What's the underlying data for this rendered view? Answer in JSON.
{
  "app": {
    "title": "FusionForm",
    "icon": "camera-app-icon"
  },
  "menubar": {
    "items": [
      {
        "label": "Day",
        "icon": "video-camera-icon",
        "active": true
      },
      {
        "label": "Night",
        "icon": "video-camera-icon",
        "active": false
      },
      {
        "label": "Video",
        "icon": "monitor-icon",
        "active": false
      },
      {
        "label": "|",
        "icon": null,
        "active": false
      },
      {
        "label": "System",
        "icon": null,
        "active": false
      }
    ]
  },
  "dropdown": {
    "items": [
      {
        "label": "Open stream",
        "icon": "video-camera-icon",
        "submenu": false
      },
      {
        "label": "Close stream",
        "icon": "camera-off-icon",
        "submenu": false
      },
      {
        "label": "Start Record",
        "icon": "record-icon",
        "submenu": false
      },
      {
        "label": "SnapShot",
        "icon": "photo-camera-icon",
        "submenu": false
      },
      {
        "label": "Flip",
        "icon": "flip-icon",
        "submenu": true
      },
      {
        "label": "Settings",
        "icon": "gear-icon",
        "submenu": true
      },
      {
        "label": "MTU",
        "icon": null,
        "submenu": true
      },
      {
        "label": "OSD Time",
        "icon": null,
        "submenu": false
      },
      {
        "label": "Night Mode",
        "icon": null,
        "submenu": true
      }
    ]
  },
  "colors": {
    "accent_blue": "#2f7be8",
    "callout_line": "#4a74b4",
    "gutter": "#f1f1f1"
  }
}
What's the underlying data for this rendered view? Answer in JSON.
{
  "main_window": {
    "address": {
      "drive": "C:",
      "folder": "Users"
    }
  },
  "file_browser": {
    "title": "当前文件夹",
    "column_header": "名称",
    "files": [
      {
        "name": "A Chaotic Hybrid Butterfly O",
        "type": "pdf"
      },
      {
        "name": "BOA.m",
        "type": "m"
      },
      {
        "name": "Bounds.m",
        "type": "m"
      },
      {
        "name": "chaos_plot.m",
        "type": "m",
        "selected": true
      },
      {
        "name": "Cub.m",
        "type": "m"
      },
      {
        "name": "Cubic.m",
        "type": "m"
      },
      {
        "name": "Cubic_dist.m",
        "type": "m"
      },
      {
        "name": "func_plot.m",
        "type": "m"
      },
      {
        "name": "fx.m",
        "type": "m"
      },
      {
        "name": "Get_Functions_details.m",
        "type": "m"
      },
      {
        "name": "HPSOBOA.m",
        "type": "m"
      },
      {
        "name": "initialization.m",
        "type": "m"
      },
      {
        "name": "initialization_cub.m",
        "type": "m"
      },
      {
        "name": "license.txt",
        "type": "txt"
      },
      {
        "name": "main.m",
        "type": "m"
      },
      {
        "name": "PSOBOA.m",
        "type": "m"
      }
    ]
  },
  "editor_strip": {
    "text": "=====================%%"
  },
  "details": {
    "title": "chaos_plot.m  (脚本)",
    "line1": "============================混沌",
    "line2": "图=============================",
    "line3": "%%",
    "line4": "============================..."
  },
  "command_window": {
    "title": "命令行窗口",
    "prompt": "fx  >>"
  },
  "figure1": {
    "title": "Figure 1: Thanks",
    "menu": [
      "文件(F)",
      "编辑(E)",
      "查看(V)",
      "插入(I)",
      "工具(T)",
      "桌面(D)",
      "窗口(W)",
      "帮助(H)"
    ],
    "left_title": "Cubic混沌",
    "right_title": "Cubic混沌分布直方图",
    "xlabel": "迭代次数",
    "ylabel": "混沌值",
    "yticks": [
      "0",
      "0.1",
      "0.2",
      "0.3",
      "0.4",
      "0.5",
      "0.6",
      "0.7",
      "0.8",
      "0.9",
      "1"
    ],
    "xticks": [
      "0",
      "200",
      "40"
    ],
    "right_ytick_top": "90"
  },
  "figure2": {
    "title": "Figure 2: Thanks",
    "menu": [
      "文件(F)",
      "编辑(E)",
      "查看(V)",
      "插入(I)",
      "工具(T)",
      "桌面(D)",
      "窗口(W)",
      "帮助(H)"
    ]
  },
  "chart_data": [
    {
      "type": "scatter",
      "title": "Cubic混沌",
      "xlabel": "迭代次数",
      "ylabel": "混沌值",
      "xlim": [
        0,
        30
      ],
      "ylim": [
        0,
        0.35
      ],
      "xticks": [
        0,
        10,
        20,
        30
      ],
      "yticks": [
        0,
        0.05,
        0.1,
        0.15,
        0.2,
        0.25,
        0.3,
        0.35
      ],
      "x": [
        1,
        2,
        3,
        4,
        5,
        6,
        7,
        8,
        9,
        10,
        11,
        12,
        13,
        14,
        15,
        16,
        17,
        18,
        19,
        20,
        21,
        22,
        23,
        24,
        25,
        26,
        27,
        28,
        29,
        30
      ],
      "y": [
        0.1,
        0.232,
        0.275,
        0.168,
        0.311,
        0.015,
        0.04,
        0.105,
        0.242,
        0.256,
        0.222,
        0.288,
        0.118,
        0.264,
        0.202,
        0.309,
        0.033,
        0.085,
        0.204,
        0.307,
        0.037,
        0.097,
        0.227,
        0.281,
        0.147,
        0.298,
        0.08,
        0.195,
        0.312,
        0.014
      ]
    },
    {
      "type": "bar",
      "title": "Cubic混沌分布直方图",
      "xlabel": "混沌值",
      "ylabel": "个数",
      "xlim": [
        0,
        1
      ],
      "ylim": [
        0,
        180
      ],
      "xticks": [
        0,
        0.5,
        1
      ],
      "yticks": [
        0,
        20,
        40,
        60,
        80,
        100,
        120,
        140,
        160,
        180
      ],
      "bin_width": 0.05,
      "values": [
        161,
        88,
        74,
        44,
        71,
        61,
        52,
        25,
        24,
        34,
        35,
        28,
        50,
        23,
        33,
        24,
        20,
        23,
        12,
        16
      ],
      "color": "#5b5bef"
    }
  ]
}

☆ ☆ ☆ ☆ ☆ ☆ ☆

▸ Instructions to follow:
Write out the listing once more, matching it exactly.

▸ Output of the task:
What's the underlying data for this rendered view? Answer in JSON.
{
  "app": {
    "title": "FusionForm",
    "icon": "camera-app-icon"
  },
  "menubar": {
    "items": [
      {
        "label": "Day",
        "icon": "video-camera-icon",
        "active": true
      },
      {
        "label": "Night",
        "icon": "video-camera-icon",
        "active": false
      },
      {
        "label": "Video",
        "icon": "monitor-icon",
        "active": false
      },
      {
        "label": "|",
        "icon": null,
        "active": false
      },
      {
        "label": "System",
        "icon": null,
        "active": false
      }
    ]
  },
  "dropdown": {
    "items": [
      {
        "label": "Open stream",
        "icon": "video-camera-icon",
        "submenu": false
      },
      {
        "label": "Close stream",
        "icon": "camera-off-icon",
        "submenu": false
      },
      {
        "label": "Start Record",
        "icon": "record-icon",
        "submenu": false
      },
      {
        "label": "SnapShot",
        "icon": "photo-camera-icon",
        "submenu": false
      },
      {
        "label": "Flip",
        "icon": "flip-icon",
        "submenu": true
      },
      {
        "label": "Settings",
        "icon": "gear-icon",
        "submenu": true
      },
      {
        "label": "MTU",
        "icon": null,
        "submenu": true
      },
      {
        "label": "OSD Time",
        "icon": null,
        "submenu": false
      },
      {
        "label": "Night Mode",
        "icon": null,
        "submenu": true
      }
    ]
  },
  "colors": {
    "accent_blue": "#2f7be8",
    "callout_line": "#4a74b4",
    "gutter": "#f1f1f1"
  }
}
What's the underlying data for this rendered view? Answer in JSON.
{
  "main_window": {
    "address": {
      "drive": "C:",
      "folder": "Users"
    }
  },
  "file_browser": {
    "title": "当前文件夹",
    "column_header": "名称",
    "files": [
      {
        "name": "A Chaotic Hybrid Butterfly O",
        "type": "pdf"
      },
      {
        "name": "BOA.m",
        "type": "m"
      },
      {
        "name": "Bounds.m",
        "type": "m"
      },
      {
        "name": "chaos_plot.m",
        "type": "m",
        "selected": true
      },
      {
        "name": "Cub.m",
        "type": "m"
      },
      {
        "name": "Cubic.m",
        "type": "m"
      },
      {
        "name": "Cubic_dist.m",
        "type": "m"
      },
      {
        "name": "func_plot.m",
        "type": "m"
      },
      {
        "name": "fx.m",
        "type": "m"
      },
      {
        "name": "Get_Functions_details.m",
        "type": "m"
      },
      {
        "name": "HPSOBOA.m",
        "type": "m"
      },
      {
        "name": "initialization.m",
        "type": "m"
      },
      {
        "name": "initialization_cub.m",
        "type": "m"
      },
      {
        "name": "license.txt",
        "type": "txt"
      },
      {
        "name": "main.m",
        "type": "m"
      },
      {
        "name": "PSOBOA.m",
        "type": "m"
      }
    ]
  },
  "editor_strip": {
    "text": "=====================%%"
  },
  "details": {
    "title": "chaos_plot.m  (脚本)",
    "line1": "============================混沌",
    "line2": "图=============================",
    "line3": "%%",
    "line4": "============================..."
  },
  "command_window": {
    "title": "命令行窗口",
    "prompt": "fx  >>"
  },
  "figure1": {
    "title": "Figure 1: Thanks",
    "menu": [
      "文件(F)",
      "编辑(E)",
      "查看(V)",
      "插入(I)",
      "工具(T)",
      "桌面(D)",
      "窗口(W)",
      "帮助(H)"
    ],
    "left_title": "Cubic混沌",
    "right_title": "Cubic混沌分布直方图",
    "xlabel": "迭代次数",
    "ylabel": "混沌值",
    "yticks": [
      "0",
      "0.1",
      "0.2",
      "0.3",
      "0.4",
      "0.5",
      "0.6",
      "0.7",
      "0.8",
      "0.9",
      "1"
    ],
    "xticks": [
      "0",
      "200",
      "40"
    ],
    "right_ytick_top": "90"
  },
  "figure2": {
    "title": "Figure 2: Thanks",
    "menu": [
      "文件(F)",
      "编辑(E)",
      "查看(V)",
      "插入(I)",
      "工具(T)",
      "桌面(D)",
      "窗口(W)",
      "帮助(H)"
    ]
  },
  "chart_data": [
    {
      "type": "scatter",
      "title": "Cubic混沌",
      "xlabel": "迭代次数",
      "ylabel": "混沌值",
      "xlim": [
        0,
        30
      ],
      "ylim": [
        0,
        0.35
      ],
      "xticks": [
        0,
        10,
        20,
        30
      ],
      "yticks": [
        0,
        0.05,
        0.1,
        0.15,
        0.2,
        0.25,
        0.3,
        0.35
      ],
      "x": [
        1,
        2,
        3,
        4,
        5,
        6,
        7,
        8,
        9,
        10,
        11,
        12,
        13,
        14,
        15,
        16,
        17,
        18,
        19,
        20,
        21,
        22,
        23,
        24,
        25,
        26,
        27,
        28,
        29,
        30
      ],
      "y": [
        0.1,
        0.232,
        0.275,
        0.168,
        0.311,
        0.015,
        0.04,
        0.105,
        0.242,
        0.256,
        0.222,
        0.288,
        0.118,
        0.264,
        0.202,
        0.309,
        0.033,
        0.085,
        0.204,
        0.307,
        0.037,
        0.097,
        0.227,
        0.281,
        0.147,
        0.298,
        0.08,
        0.195,
        0.312,
        0.014
      ]
    },
    {
      "type": "bar",
      "title": "Cubic混沌分布直方图",
      "xlabel": "混沌值",
      "ylabel": "个数",
      "xlim": [
        0,
        1
      ],
      "ylim": [
        0,
        180
      ],
      "xticks": [
        0,
        0.5,
        1
      ],
      "yticks": [
        0,
        20,
        40,
        60,
        80,
        100,
        120,
        140,
        160,
        180
      ],
      "bin_width": 0.05,
      "values": [
        161,
        88,
        74,
        44,
        71,
        61,
        52,
        25,
        24,
        34,
        35,
        28,
        50,
        23,
        33,
        24,
        20,
        23,
        12,
        16
      ],
      "color": "#5b5bef"
    }
  ]
}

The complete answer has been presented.